**CONSEGNA A:** Riscrivi le voci partendo dalla riga che contiene "x-tick-label: 22.06.24 (412, 498, 463, 513)" e finendo con quella che contiene "x-axis: 18.06.24 19.06.24", cambiando "y-tick-label" in "y-axis-label" e lasciando tutto il resto com'è.

**BRANO DI PARTENZA:**

***

Naufragar m’è dolce in questo letame

Pubblicato mercoledì 10 Ottobre 2012 alle 01:31 da Francesco

L’eutanasia dovrebbe essere un diritto per tutti. Se fossi un malato terminale rifiuterei ogni tipo di accanimento terapeutico e cercherei una morte dolce. In Italia non c’è la libertà di disporre del proprio corpo perché il Vaticano vuole imporre anche ai non credenti i suoi precetti deliranti. Queste ingerenze sono i capisaldi di una teocrazia invisibile che cagiona inutili sofferenze e crea corsie preferenziali per coloro che possono permettersi un viaggio di sola andata all’estero.
Non sono un cattolico e non voglio avere niente a che fare con la religione di merda che inquina la mia nazione, ma l’avverso perché s’impone attraverso degli alfieri politici, ovvero puttanelle al soldo di alti prelati. Il cattolicesimo è intriso di fanatismo, ma se fosse un culto privato a me non recherebbe fastidio alcuno. Se un domani io dovessi ammalarmi gravemente la mia volontà non verrebbe tutelata e sarei costretto a sottostare a quello che de facto è un divieto ecclesiastico. Forse il dio inteso da Nietzsche è morto, ma evidentemente occorre fare scempio del cadavere affinché non ne rimanga più traccia.
Altre volte ho accennato l’argomento, ma negli ultimi giorni sono tornato a ripensarci perché ho visto uno spot geniale a favore dell’eutanasia in cui s’invitano i malati terminali a farsi vivi per prenderne parte. Qualcuno ha trovato tale iniziativa di cattivo gusto, ma penso che difficilmente una campagna del genere avrebbe potuto trovare un’impostazione migliore: da parte mia tanto di cappello! La vita non appartiene a nessuna divinità del cazzo ed è disumano sacrificare la dignità di certi malati per contentare un branco di dementi. Un cattolico deve restare libero di soffrire quanto e come vuole, allo stesso modo in cui riconosco il diritto dei Testimoni di Geova a rifiutare le trasfusioni di sangue, ma parimenti la mia volontà deve essere rispettata in pieno. Tutto questo discorso gronda banalità in quanto è formato da auspici che dovrebbero essere già conquiste datate, ma credo che ormai sia soltanto una questione di tempo e spero di vivere abbastanza per usufruirne sul punto di morte qualora dovessi giungervi con un male oscuro.

***

**VOCI ELENCATE:**
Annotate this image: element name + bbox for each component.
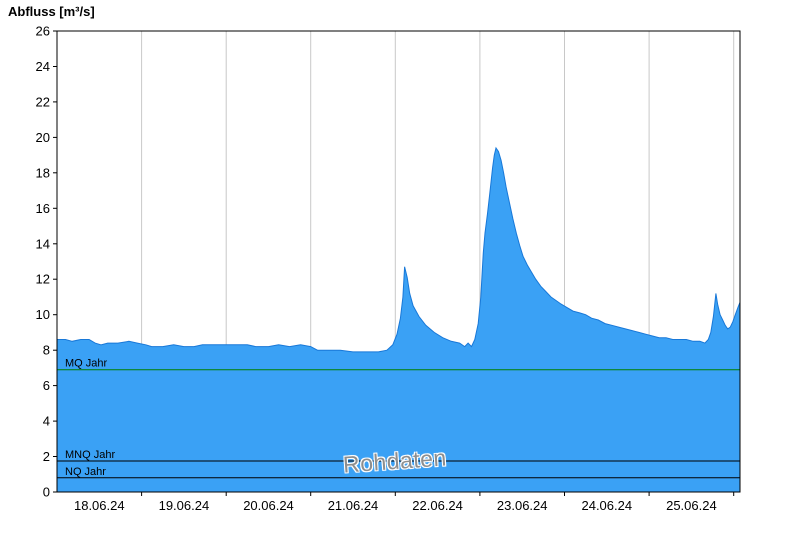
x-tick-label: 22.06.24 (412, 498, 463, 513)
y-tick-label: 18 (36, 165, 50, 180)
y-tick-label: 6 (43, 378, 50, 393)
y-tick-label: 26 (36, 24, 50, 39)
refline-label-mnq-jahr: MNQ Jahr (65, 449, 115, 461)
x-axis: 18.06.24 19.06.24 20.06.24 21.06.24 22.06.24… (74, 492, 735, 513)
x-tick-label: 19.06.24 (159, 498, 210, 513)
y-tick-label: 2 (43, 449, 50, 464)
y-tick-label: 16 (36, 201, 50, 216)
plot-border (56, 30, 741, 493)
y-tick-label: 0 (43, 485, 50, 500)
y-tick-label: 14 (36, 236, 50, 251)
x-tick-label: 23.06.24 (497, 498, 548, 513)
x-tick-label: 21.06.24 (328, 498, 379, 513)
y-tick-label: 24 (36, 59, 50, 74)
refline-label-mq-jahr: MQ Jahr (65, 358, 108, 370)
x-tick-label: 24.06.24 (581, 498, 632, 513)
x-tick-label: 20.06.24 (243, 498, 294, 513)
x-tick-label: 18.06.24 (74, 498, 125, 513)
y-tick-label: 12 (36, 272, 50, 287)
x-tick-label: 25.06.24 (666, 498, 717, 513)
discharge-line (57, 146, 741, 353)
y-tick-label: 4 (43, 414, 50, 429)
y-axis-title: Abfluss [m³/s] (8, 4, 95, 19)
discharge-area (57, 148, 740, 492)
y-tick-label: 8 (43, 343, 50, 358)
y-tick-label: 10 (36, 307, 50, 322)
y-tick-label: 22 (36, 94, 50, 109)
refline-label-nq-jahr: NQ Jahr (65, 466, 106, 478)
reference-lines: MQ Jahr MNQ Jahr NQ Jahr (57, 358, 740, 479)
y-tick-label: 20 (36, 130, 50, 145)
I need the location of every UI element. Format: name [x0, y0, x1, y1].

***

**CONSEGNA B:** Per ciascuna affermazione indica se concorda con l'articolo sull'eutanasia, rispondendo sì o no e citando alla lettera le parole che lo dimostrano: (i) l'autore si dichiara cattolico; (ii) l'autore ha visto di recente uno spot a favore dell'eutanasia; (iii) l'articolo è stato pubblicato di mercoledì.

**RISULTATO ATTESO A:**
x-tick-label: 22.06.24 (412, 498, 463, 513)
y-axis-label: 18 (36, 165, 50, 180)
y-axis-label: 6 (43, 378, 50, 393)
y-axis-label: 26 (36, 24, 50, 39)
refline-label-mnq-jahr: MNQ Jahr (65, 449, 115, 461)
x-axis: 18.06.24 19.06.24 20.06.24 21.06.24 22.06.24… (74, 492, 735, 513)

**RISULTATO ATTESO B:**
(i) No: "Non sono un cattolico".
(ii) Sì: "negli ultimi giorni sono tornato a ripensarci perché ho visto uno spot geniale a favore dell’eutanasia".
(iii) Sì: "Pubblicato mercoledì 10 Ottobre 2012".